## Exercise aim
Find the string "Respondent" in the data, then copy every line where it is found.
* Begin Entries *
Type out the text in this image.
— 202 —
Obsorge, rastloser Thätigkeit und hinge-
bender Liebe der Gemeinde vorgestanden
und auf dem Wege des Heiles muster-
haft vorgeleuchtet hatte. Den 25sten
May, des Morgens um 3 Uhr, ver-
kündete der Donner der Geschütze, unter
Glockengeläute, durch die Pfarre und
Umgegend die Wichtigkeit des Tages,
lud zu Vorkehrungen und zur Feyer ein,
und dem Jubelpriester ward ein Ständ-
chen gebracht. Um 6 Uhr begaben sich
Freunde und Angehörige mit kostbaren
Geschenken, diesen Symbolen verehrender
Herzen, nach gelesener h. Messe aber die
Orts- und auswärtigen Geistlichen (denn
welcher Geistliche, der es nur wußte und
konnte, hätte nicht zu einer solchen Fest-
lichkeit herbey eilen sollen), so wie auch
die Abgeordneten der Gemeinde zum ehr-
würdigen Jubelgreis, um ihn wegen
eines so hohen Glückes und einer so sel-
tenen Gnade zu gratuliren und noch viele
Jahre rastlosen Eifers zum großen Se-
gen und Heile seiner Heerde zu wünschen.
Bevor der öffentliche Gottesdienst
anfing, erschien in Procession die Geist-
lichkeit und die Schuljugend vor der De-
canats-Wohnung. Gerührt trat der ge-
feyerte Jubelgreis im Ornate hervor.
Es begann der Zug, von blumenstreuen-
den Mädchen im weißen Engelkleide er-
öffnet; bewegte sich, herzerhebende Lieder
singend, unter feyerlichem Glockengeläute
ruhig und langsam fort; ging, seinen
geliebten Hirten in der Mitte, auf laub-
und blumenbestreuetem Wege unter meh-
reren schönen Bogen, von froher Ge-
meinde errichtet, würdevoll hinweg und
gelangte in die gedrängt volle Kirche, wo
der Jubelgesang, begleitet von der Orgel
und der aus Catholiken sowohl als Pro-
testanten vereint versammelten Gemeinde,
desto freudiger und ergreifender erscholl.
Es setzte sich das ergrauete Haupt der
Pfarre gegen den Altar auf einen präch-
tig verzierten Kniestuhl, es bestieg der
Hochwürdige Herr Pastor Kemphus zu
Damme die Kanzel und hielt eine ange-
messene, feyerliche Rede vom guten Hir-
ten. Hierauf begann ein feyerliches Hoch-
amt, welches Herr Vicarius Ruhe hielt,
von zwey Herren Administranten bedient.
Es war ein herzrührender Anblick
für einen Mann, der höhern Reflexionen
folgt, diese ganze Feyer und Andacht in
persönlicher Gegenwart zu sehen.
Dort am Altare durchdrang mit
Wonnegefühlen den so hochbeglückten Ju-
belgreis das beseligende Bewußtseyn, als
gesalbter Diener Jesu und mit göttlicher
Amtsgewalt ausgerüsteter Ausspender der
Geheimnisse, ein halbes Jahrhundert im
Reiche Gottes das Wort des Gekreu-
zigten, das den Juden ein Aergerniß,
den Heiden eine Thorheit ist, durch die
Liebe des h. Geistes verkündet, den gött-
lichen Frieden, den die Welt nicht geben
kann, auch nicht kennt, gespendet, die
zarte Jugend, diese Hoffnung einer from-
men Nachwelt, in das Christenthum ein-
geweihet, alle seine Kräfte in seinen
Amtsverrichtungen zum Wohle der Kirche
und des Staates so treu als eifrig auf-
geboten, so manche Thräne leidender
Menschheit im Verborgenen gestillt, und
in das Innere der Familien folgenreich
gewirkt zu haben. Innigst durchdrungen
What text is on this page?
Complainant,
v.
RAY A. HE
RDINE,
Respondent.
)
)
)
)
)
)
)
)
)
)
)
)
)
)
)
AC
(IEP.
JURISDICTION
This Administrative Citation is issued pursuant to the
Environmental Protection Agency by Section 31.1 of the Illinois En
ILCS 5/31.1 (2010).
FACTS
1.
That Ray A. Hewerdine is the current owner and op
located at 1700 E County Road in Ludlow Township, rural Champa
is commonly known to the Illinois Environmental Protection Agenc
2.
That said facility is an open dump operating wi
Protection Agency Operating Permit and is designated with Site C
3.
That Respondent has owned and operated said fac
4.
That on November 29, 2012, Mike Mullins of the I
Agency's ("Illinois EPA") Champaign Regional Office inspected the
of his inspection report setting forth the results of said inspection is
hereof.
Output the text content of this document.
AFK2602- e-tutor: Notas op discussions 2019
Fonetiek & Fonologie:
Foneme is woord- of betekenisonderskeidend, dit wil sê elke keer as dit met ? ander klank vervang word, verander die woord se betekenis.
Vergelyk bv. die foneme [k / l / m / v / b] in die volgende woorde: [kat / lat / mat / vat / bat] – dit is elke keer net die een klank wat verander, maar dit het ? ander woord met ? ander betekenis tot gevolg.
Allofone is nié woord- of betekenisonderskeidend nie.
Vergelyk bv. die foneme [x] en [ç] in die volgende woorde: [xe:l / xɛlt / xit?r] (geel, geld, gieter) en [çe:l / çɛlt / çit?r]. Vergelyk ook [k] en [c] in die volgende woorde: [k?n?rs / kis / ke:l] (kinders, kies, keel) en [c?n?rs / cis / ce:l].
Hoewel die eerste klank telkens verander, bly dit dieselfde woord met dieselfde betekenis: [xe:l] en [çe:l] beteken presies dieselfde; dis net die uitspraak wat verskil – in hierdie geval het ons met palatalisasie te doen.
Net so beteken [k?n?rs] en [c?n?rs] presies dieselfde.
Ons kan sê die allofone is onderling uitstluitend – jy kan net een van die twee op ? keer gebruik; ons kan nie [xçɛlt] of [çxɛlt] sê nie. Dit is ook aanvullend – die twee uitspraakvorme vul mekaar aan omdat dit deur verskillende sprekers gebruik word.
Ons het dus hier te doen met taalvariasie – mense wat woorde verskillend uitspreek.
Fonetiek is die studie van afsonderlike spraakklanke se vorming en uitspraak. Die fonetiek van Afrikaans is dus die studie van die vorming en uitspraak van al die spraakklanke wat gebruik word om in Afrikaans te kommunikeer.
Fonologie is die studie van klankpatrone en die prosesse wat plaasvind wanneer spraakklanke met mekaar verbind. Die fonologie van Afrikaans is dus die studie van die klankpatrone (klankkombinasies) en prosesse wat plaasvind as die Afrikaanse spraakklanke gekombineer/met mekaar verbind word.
* End Entries *
## Problem solution
Respondent.
That Respondent has owned and operated said fac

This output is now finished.